• _Short task_: Locate the word "JSON" in the material, then show every line that holds it.

• _Extracted material_:

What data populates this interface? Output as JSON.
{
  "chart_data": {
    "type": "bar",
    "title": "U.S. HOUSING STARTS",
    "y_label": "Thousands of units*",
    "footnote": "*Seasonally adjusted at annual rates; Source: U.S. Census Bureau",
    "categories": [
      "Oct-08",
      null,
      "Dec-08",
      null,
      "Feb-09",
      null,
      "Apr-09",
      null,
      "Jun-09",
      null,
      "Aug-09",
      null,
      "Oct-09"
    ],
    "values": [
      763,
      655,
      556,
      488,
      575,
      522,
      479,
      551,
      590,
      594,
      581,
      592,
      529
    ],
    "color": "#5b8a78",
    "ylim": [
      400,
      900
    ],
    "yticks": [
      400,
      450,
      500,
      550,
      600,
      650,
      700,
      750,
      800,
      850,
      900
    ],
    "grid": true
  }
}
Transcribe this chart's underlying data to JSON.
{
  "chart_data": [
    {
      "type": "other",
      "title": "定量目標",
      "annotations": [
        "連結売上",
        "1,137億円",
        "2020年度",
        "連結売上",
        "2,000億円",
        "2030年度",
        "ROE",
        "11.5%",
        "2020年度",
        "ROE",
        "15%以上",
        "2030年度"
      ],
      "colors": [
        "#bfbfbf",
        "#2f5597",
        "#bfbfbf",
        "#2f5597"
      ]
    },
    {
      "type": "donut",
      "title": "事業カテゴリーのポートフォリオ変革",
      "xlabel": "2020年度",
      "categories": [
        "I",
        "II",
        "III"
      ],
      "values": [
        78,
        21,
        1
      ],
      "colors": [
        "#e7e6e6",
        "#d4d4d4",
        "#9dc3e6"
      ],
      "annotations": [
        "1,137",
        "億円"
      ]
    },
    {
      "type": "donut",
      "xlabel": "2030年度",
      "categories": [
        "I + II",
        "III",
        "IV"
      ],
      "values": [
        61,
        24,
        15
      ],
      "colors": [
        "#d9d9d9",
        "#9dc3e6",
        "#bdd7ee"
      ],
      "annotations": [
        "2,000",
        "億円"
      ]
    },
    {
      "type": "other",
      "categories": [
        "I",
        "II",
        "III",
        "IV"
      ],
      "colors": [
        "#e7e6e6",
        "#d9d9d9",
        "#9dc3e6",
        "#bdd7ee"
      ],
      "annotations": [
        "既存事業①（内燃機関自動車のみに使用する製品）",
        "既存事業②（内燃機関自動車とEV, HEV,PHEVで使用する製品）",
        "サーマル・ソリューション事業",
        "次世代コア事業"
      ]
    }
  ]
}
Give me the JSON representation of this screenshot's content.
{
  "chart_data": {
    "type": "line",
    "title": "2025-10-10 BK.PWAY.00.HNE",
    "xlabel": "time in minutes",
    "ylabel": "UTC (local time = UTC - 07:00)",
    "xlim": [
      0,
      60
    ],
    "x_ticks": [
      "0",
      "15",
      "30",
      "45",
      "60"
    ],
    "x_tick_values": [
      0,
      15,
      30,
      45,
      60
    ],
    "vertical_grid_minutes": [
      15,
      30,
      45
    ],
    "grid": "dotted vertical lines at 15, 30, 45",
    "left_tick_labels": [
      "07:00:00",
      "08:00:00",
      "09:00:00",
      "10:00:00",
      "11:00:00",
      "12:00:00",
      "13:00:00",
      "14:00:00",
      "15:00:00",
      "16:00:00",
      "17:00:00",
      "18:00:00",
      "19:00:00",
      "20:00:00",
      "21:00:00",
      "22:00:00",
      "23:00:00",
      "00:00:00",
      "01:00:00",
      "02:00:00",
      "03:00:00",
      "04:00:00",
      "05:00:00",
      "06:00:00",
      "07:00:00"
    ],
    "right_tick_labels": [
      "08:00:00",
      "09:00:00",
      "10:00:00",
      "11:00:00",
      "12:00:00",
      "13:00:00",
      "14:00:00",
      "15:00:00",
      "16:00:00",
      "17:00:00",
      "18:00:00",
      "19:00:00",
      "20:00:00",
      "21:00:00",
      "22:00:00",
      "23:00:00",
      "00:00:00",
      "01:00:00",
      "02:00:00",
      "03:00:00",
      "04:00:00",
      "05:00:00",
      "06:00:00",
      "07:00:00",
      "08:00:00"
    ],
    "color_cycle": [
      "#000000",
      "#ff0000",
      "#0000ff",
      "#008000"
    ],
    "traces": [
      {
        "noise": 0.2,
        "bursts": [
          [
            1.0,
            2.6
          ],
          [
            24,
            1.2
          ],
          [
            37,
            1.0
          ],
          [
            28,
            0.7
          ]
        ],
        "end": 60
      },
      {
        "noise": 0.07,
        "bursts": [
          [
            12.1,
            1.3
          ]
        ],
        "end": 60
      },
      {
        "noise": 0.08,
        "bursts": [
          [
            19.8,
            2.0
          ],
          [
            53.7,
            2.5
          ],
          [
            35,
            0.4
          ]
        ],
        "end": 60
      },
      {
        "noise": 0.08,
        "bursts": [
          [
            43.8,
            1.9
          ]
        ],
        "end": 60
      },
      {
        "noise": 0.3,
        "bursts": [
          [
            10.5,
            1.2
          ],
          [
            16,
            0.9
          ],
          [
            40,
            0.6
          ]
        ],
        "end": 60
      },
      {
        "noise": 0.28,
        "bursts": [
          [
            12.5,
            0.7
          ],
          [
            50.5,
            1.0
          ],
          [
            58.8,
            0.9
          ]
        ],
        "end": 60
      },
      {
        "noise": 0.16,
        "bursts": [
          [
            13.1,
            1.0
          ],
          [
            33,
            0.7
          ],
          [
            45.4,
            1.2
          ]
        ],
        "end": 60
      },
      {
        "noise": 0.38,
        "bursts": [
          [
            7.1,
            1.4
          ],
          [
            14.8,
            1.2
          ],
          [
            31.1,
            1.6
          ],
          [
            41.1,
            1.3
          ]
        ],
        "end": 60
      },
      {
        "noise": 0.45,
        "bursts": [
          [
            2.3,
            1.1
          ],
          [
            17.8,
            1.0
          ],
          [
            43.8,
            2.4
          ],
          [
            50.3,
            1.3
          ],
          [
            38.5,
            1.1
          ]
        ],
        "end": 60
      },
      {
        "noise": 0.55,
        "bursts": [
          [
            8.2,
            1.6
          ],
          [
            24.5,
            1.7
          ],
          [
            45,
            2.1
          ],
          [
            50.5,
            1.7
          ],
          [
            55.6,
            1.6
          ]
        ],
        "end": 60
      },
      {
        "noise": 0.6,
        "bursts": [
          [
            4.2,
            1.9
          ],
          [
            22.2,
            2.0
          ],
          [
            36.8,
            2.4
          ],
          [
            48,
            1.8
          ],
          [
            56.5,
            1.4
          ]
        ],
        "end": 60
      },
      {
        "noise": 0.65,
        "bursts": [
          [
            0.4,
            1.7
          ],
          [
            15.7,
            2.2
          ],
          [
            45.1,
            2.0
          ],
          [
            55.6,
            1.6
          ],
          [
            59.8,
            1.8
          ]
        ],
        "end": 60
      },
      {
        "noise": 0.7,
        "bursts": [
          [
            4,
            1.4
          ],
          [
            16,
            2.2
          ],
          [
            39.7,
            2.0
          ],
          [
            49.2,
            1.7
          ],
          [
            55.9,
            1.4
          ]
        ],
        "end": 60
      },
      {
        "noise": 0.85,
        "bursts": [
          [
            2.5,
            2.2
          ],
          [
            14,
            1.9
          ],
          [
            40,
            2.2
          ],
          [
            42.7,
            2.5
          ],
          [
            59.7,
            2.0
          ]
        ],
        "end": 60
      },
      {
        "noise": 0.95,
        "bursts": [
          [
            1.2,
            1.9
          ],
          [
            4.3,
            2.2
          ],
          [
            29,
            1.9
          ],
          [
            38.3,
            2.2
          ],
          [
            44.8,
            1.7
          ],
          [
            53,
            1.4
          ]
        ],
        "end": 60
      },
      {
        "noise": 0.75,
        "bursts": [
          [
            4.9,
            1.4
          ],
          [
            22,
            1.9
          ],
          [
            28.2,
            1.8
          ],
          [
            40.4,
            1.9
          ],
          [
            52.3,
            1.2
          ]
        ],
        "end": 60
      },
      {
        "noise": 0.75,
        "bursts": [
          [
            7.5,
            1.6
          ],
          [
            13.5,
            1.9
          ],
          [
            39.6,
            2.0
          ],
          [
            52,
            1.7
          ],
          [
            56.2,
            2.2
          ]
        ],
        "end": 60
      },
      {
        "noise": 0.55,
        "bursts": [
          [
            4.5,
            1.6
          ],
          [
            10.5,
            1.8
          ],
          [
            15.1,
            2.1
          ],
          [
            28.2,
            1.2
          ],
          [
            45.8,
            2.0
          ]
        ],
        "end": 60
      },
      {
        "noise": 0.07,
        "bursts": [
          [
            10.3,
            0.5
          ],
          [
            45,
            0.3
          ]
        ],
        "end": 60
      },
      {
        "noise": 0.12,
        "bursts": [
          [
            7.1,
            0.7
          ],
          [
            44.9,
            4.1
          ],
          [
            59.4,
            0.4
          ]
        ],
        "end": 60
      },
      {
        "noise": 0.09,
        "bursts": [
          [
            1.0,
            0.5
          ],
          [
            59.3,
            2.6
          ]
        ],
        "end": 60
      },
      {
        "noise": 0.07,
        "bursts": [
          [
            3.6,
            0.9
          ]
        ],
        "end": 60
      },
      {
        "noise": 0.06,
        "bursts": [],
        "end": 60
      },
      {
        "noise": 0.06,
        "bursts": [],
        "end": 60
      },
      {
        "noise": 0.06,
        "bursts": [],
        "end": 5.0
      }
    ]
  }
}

• _Correct response_:
What data populates this interface? Output as JSON.
Transcribe this chart's underlying data to JSON.
Give me the JSON representation of this screenshot's content.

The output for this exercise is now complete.